* **WRITTEN EXERCISE**
Among the records below, find each line that includes the string "icon" and copy it.

[Dataset items]

::::::

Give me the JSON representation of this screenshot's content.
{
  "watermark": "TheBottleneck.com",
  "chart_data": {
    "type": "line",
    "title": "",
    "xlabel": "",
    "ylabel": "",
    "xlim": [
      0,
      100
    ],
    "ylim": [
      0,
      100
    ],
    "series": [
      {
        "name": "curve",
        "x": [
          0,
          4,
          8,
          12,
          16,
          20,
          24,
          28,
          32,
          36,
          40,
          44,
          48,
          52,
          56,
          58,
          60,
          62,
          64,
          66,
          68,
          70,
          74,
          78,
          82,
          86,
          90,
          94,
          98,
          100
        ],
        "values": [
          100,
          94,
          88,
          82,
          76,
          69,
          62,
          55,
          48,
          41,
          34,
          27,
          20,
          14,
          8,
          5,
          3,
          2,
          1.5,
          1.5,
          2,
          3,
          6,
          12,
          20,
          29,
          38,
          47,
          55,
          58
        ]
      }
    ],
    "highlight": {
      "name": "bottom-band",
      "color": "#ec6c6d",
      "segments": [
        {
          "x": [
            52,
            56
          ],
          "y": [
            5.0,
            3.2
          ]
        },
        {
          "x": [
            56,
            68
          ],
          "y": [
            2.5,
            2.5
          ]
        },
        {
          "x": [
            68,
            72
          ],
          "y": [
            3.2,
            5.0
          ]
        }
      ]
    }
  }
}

::::::

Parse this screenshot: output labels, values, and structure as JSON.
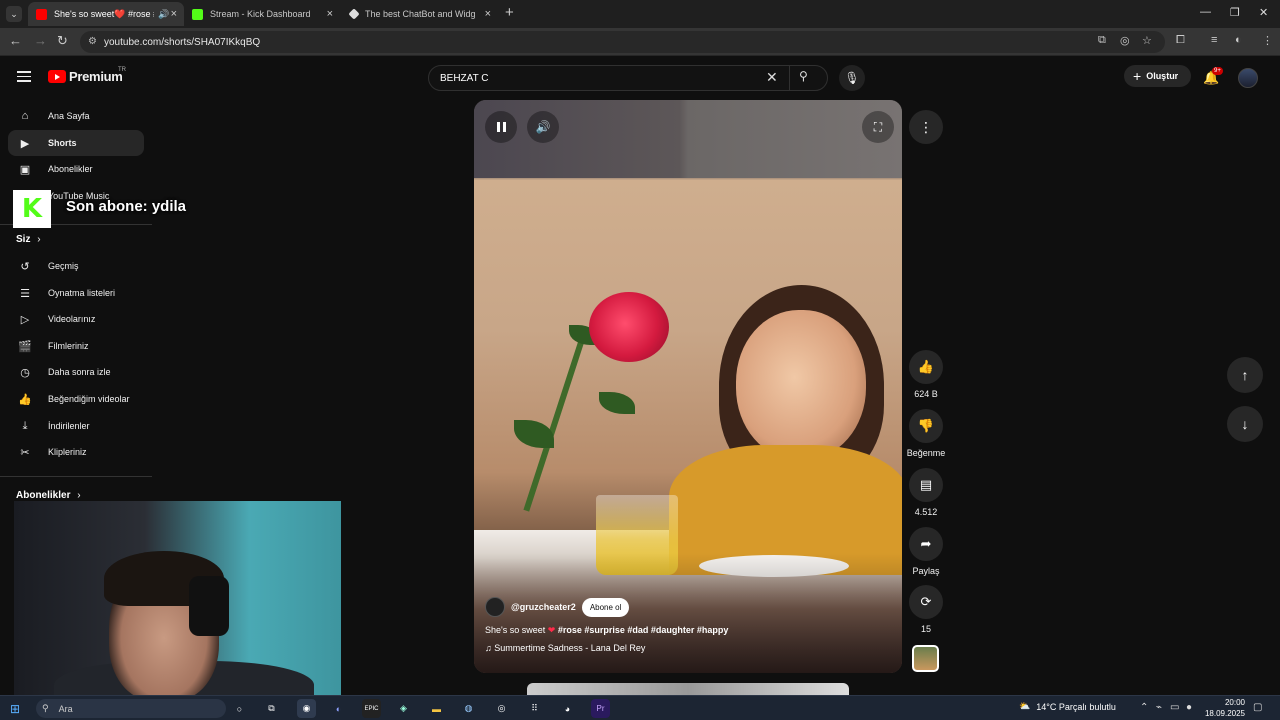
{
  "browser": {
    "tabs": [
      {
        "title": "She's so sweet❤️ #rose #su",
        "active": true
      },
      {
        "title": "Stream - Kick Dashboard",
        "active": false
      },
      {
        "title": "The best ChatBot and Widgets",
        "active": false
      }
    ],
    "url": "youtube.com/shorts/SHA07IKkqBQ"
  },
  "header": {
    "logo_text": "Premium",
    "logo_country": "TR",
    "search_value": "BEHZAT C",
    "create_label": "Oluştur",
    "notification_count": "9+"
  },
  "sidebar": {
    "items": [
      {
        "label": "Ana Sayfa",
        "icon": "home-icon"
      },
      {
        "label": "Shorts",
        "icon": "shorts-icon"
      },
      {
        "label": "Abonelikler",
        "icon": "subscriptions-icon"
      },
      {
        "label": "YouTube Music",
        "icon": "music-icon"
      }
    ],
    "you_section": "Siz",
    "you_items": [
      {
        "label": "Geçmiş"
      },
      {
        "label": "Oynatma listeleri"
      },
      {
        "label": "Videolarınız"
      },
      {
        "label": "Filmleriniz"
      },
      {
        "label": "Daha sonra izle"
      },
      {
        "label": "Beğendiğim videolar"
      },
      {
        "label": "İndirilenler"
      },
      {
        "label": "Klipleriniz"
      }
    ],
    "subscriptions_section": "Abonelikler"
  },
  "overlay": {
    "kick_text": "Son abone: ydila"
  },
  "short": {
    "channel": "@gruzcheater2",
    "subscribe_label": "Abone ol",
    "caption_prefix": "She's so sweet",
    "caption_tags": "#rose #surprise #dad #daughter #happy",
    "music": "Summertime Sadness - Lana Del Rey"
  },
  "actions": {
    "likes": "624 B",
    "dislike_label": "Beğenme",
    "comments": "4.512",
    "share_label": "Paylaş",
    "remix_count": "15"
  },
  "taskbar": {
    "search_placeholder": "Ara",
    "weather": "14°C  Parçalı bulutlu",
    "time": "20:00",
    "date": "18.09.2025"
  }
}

::::::

* **RESPONSE BELOW**
        "icon": "home-icon"
        "icon": "shorts-icon"
        "icon": "subscriptions-icon"
        "icon": "music-icon"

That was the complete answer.